| INSTRUCTIONS TO FOLLOW |
Reproduce every line of the records below without changing anything.

— Begin INPUT —

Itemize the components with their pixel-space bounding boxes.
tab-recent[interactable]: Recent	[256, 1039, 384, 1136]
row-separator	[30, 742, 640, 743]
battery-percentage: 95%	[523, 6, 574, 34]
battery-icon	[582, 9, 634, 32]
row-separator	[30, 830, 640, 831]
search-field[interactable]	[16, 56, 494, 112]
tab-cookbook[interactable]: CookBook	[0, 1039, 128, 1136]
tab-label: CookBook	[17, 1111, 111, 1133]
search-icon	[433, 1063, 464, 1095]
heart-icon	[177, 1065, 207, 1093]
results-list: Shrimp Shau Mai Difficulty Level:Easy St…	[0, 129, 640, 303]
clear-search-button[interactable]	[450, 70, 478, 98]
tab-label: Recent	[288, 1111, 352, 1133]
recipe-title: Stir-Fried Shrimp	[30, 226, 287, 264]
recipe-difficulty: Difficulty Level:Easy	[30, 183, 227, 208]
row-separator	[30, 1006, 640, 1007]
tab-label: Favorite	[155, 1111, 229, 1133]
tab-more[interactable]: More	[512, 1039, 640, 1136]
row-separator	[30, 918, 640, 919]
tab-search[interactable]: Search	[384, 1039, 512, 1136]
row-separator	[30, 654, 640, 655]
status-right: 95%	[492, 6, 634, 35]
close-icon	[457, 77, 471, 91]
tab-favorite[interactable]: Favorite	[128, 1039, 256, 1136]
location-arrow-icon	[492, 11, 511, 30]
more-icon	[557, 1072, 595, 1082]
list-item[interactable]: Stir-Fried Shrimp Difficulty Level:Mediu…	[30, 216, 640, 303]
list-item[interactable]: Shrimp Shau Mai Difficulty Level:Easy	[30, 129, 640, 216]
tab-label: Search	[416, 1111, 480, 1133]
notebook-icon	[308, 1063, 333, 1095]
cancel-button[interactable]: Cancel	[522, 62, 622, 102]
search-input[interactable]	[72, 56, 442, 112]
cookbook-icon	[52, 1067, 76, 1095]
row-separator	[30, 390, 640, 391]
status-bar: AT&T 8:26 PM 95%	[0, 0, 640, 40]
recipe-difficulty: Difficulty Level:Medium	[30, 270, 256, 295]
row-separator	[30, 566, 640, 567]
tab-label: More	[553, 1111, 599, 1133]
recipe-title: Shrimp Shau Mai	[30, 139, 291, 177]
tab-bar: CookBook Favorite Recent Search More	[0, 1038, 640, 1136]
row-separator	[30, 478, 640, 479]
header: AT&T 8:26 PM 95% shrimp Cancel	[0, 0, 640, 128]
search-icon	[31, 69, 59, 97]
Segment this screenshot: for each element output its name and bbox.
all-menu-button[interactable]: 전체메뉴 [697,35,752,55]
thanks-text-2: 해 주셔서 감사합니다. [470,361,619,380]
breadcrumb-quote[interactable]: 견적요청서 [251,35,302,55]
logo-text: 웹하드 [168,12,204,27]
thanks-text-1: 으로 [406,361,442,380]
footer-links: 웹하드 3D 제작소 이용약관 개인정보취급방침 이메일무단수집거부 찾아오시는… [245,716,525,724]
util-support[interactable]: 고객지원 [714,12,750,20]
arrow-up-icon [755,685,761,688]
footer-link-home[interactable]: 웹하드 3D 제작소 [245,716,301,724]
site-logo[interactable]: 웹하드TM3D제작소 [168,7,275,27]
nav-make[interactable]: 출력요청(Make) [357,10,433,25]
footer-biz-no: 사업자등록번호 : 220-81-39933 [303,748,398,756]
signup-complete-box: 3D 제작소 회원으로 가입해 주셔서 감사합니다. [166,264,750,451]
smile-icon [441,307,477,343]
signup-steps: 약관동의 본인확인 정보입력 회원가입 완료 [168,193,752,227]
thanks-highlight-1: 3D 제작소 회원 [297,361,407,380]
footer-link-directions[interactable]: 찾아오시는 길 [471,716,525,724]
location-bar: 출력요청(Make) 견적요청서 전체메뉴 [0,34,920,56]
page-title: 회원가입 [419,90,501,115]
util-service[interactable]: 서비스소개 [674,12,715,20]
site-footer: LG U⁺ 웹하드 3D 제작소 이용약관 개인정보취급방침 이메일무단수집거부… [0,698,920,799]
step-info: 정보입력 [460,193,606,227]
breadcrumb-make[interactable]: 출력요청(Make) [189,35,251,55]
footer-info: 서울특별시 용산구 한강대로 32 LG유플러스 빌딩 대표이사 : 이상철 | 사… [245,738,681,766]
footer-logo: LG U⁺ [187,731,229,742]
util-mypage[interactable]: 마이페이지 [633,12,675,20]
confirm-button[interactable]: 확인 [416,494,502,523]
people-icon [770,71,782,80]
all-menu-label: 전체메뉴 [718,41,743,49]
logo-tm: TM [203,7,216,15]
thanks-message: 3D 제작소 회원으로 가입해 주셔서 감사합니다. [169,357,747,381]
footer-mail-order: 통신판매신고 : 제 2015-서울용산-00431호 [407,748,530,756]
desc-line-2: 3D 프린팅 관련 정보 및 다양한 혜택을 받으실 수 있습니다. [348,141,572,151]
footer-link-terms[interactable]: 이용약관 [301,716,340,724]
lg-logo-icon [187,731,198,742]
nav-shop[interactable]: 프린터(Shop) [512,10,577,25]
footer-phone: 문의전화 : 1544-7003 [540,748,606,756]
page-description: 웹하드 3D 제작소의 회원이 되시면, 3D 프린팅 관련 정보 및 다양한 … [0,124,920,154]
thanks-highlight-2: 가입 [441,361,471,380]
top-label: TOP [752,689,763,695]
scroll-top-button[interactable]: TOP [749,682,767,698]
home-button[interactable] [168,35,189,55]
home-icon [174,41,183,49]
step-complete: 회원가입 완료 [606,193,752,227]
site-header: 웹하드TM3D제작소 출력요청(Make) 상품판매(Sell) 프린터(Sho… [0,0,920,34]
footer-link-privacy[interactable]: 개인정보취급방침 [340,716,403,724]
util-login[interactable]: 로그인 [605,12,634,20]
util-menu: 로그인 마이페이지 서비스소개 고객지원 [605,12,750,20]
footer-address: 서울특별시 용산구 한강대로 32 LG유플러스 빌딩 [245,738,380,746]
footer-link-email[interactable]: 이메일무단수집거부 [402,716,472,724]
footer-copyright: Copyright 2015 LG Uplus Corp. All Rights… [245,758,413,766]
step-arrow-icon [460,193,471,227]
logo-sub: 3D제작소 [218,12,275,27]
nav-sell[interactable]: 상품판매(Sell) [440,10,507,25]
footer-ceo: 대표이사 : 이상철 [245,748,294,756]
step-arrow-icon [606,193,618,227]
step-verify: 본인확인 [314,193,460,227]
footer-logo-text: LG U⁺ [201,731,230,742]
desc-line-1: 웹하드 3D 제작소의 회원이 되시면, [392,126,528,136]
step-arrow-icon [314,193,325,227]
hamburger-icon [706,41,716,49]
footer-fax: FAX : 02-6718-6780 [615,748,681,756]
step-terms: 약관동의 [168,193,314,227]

— End INPUT —

| SOLUTION FOR THIS PROBLEM |
Itemize the components with their pixel-space bounding boxes.
tab-recent[interactable]: Recent	[256, 1039, 384, 1136]
row-separator	[30, 742, 640, 743]
battery-percentage: 95%	[523, 6, 574, 34]
battery-icon	[582, 9, 634, 32]
row-separator	[30, 830, 640, 831]
search-field[interactable]	[16, 56, 494, 112]
tab-cookbook[interactable]: CookBook	[0, 1039, 128, 1136]
tab-label: CookBook	[17, 1111, 111, 1133]
search-icon	[433, 1063, 464, 1095]
heart-icon	[177, 1065, 207, 1093]
results-list: Shrimp Shau Mai Difficulty Level:Easy St…	[0, 129, 640, 303]
clear-search-button[interactable]	[450, 70, 478, 98]
tab-label: Recent	[288, 1111, 352, 1133]
recipe-title: Stir-Fried Shrimp	[30, 226, 287, 264]
recipe-difficulty: Difficulty Level:Easy	[30, 183, 227, 208]
row-separator	[30, 1006, 640, 1007]
tab-label: Favorite	[155, 1111, 229, 1133]
tab-more[interactable]: More	[512, 1039, 640, 1136]
row-separator	[30, 918, 640, 919]
tab-search[interactable]: Search	[384, 1039, 512, 1136]
row-separator	[30, 654, 640, 655]
status-right: 95%	[492, 6, 634, 35]
close-icon	[457, 77, 471, 91]
tab-favorite[interactable]: Favorite	[128, 1039, 256, 1136]
location-arrow-icon	[492, 11, 511, 30]
more-icon	[557, 1072, 595, 1082]
list-item[interactable]: Stir-Fried Shrimp Difficulty Level:Mediu…	[30, 216, 640, 303]
list-item[interactable]: Shrimp Shau Mai Difficulty Level:Easy	[30, 129, 640, 216]
tab-label: Search	[416, 1111, 480, 1133]
notebook-icon	[308, 1063, 333, 1095]
cancel-button[interactable]: Cancel	[522, 62, 622, 102]
search-input[interactable]	[72, 56, 442, 112]
cookbook-icon	[52, 1067, 76, 1095]
row-separator	[30, 390, 640, 391]
status-bar: AT&T 8:26 PM 95%	[0, 0, 640, 40]
recipe-difficulty: Difficulty Level:Medium	[30, 270, 256, 295]
row-separator	[30, 566, 640, 567]
tab-label: More	[553, 1111, 599, 1133]
recipe-title: Shrimp Shau Mai	[30, 139, 291, 177]
tab-bar: CookBook Favorite Recent Search More	[0, 1038, 640, 1136]
row-separator	[30, 478, 640, 479]
header: AT&T 8:26 PM 95% shrimp Cancel	[0, 0, 640, 128]
search-icon	[31, 69, 59, 97]
Segment this screenshot: for each element output its name and bbox.
all-menu-button[interactable]: 전체메뉴 [697,35,752,55]
thanks-text-2: 해 주셔서 감사합니다. [470,361,619,380]
breadcrumb-quote[interactable]: 견적요청서 [251,35,302,55]
logo-text: 웹하드 [168,12,204,27]
thanks-text-1: 으로 [406,361,442,380]
footer-links: 웹하드 3D 제작소 이용약관 개인정보취급방침 이메일무단수집거부 찾아오시는… [245,716,525,724]
util-support[interactable]: 고객지원 [714,12,750,20]
arrow-up-icon [755,685,761,688]
footer-link-home[interactable]: 웹하드 3D 제작소 [245,716,301,724]
site-logo[interactable]: 웹하드TM3D제작소 [168,7,275,27]
nav-make[interactable]: 출력요청(Make) [357,10,433,25]
footer-biz-no: 사업자등록번호 : 220-81-39933 [303,748,398,756]
signup-complete-box: 3D 제작소 회원으로 가입해 주셔서 감사합니다. [166,264,750,451]
smile-icon [441,307,477,343]
signup-steps: 약관동의 본인확인 정보입력 회원가입 완료 [168,193,752,227]
thanks-highlight-1: 3D 제작소 회원 [297,361,407,380]
footer-link-directions[interactable]: 찾아오시는 길 [471,716,525,724]
location-bar: 출력요청(Make) 견적요청서 전체메뉴 [0,34,920,56]
page-title: 회원가입 [419,90,501,115]
util-service[interactable]: 서비스소개 [674,12,715,20]
site-footer: LG U⁺ 웹하드 3D 제작소 이용약관 개인정보취급방침 이메일무단수집거부… [0,698,920,799]
step-info: 정보입력 [460,193,606,227]
breadcrumb-make[interactable]: 출력요청(Make) [189,35,251,55]
footer-info: 서울특별시 용산구 한강대로 32 LG유플러스 빌딩 대표이사 : 이상철 | 사… [245,738,681,766]
footer-logo: LG U⁺ [187,731,229,742]
util-mypage[interactable]: 마이페이지 [633,12,675,20]
confirm-button[interactable]: 확인 [416,494,502,523]
people-icon [770,71,782,80]
all-menu-label: 전체메뉴 [718,41,743,49]
logo-tm: TM [203,7,216,15]
thanks-message: 3D 제작소 회원으로 가입해 주셔서 감사합니다. [169,357,747,381]
footer-mail-order: 통신판매신고 : 제 2015-서울용산-00431호 [407,748,530,756]
desc-line-2: 3D 프린팅 관련 정보 및 다양한 혜택을 받으실 수 있습니다. [348,141,572,151]
footer-link-terms[interactable]: 이용약관 [301,716,340,724]
lg-logo-icon [187,731,198,742]
nav-shop[interactable]: 프린터(Shop) [512,10,577,25]
footer-phone: 문의전화 : 1544-7003 [540,748,606,756]
page-description: 웹하드 3D 제작소의 회원이 되시면, 3D 프린팅 관련 정보 및 다양한 … [0,124,920,154]
thanks-highlight-2: 가입 [441,361,471,380]
top-label: TOP [752,689,763,695]
scroll-top-button[interactable]: TOP [749,682,767,698]
home-button[interactable] [168,35,189,55]
home-icon [174,41,183,49]
step-complete: 회원가입 완료 [606,193,752,227]
site-header: 웹하드TM3D제작소 출력요청(Make) 상품판매(Sell) 프린터(Sho… [0,0,920,34]
footer-link-privacy[interactable]: 개인정보취급방침 [340,716,403,724]
util-login[interactable]: 로그인 [605,12,634,20]
util-menu: 로그인 마이페이지 서비스소개 고객지원 [605,12,750,20]
footer-address: 서울특별시 용산구 한강대로 32 LG유플러스 빌딩 [245,738,380,746]
footer-link-email[interactable]: 이메일무단수집거부 [402,716,472,724]
footer-copyright: Copyright 2015 LG Uplus Corp. All Rights… [245,758,413,766]
step-arrow-icon [460,193,471,227]
logo-sub: 3D제작소 [218,12,275,27]
nav-sell[interactable]: 상품판매(Sell) [440,10,507,25]
footer-ceo: 대표이사 : 이상철 [245,748,294,756]
step-arrow-icon [606,193,618,227]
step-verify: 본인확인 [314,193,460,227]
footer-logo-text: LG U⁺ [201,731,230,742]
desc-line-1: 웹하드 3D 제작소의 회원이 되시면, [392,126,528,136]
step-arrow-icon [314,193,325,227]
hamburger-icon [706,41,716,49]
footer-fax: FAX : 02-6718-6780 [615,748,681,756]
step-terms: 약관동의 [168,193,314,227]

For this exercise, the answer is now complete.